WHAT IS ASKED: What is needed is the run of lines from the one with "Give me the" through the close of the data, set down exactly.

══════════════════════════════

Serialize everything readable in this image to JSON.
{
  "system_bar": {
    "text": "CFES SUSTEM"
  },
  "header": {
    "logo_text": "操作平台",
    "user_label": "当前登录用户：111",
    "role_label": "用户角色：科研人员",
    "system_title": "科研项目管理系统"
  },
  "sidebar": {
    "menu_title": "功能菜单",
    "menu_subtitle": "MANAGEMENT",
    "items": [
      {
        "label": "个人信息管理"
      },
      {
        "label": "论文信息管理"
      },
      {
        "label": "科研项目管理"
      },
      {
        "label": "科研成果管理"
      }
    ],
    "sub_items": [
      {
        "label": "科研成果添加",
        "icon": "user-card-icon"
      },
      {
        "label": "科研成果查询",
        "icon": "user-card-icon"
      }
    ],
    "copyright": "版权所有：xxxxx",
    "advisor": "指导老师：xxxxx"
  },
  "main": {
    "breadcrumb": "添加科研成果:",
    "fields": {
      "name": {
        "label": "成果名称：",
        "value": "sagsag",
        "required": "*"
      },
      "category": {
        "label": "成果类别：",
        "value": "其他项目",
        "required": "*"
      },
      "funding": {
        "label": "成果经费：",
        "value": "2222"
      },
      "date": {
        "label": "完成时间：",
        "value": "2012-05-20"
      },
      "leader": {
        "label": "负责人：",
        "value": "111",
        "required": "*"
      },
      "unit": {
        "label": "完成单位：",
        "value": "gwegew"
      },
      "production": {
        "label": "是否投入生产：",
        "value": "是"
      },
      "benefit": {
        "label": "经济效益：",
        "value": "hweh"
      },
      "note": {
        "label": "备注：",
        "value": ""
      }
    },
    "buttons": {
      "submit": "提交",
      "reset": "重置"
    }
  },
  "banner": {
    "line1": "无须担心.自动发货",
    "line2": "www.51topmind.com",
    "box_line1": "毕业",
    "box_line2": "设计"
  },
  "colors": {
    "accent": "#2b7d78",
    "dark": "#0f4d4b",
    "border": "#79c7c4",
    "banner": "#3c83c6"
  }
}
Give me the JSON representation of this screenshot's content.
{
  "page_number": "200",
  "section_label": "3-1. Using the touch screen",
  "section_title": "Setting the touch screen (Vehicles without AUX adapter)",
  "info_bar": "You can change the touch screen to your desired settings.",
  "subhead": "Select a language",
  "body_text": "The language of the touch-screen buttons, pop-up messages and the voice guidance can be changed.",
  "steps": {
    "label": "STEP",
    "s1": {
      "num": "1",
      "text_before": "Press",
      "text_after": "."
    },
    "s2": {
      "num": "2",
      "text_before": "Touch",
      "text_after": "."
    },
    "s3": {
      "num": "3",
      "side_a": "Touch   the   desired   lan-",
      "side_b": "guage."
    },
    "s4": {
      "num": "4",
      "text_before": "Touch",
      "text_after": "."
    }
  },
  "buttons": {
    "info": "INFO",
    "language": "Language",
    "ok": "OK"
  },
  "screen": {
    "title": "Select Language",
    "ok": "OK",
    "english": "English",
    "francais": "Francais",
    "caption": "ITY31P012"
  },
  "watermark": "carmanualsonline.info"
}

══════════════════════════════

EXPECTED ANSWER:
Give me the JSON representation of this screenshot's content.
{
  "page_number": "200",
  "section_label": "3-1. Using the touch screen",
  "section_title": "Setting the touch screen (Vehicles without AUX adapter)",
  "info_bar": "You can change the touch screen to your desired settings.",
  "subhead": "Select a language",
  "body_text": "The language of the touch-screen buttons, pop-up messages and the voice guidance can be changed.",
  "steps": {
    "label": "STEP",
    "s1": {
      "num": "1",
      "text_before": "Press",
      "text_after": "."
    },
    "s2": {
      "num": "2",
      "text_before": "Touch",
      "text_after": "."
    },
    "s3": {
      "num": "3",
      "side_a": "Touch   the   desired   lan-",
      "side_b": "guage."
    },
    "s4": {
      "num": "4",
      "text_before": "Touch",
      "text_after": "."
    }
  },
  "buttons": {
    "info": "INFO",
    "language": "Language",
    "ok": "OK"
  },
  "screen": {
    "title": "Select Language",
    "ok": "OK",
    "english": "English",
    "francais": "Francais",
    "caption": "ITY31P012"
  },
  "watermark": "carmanualsonline.info"
}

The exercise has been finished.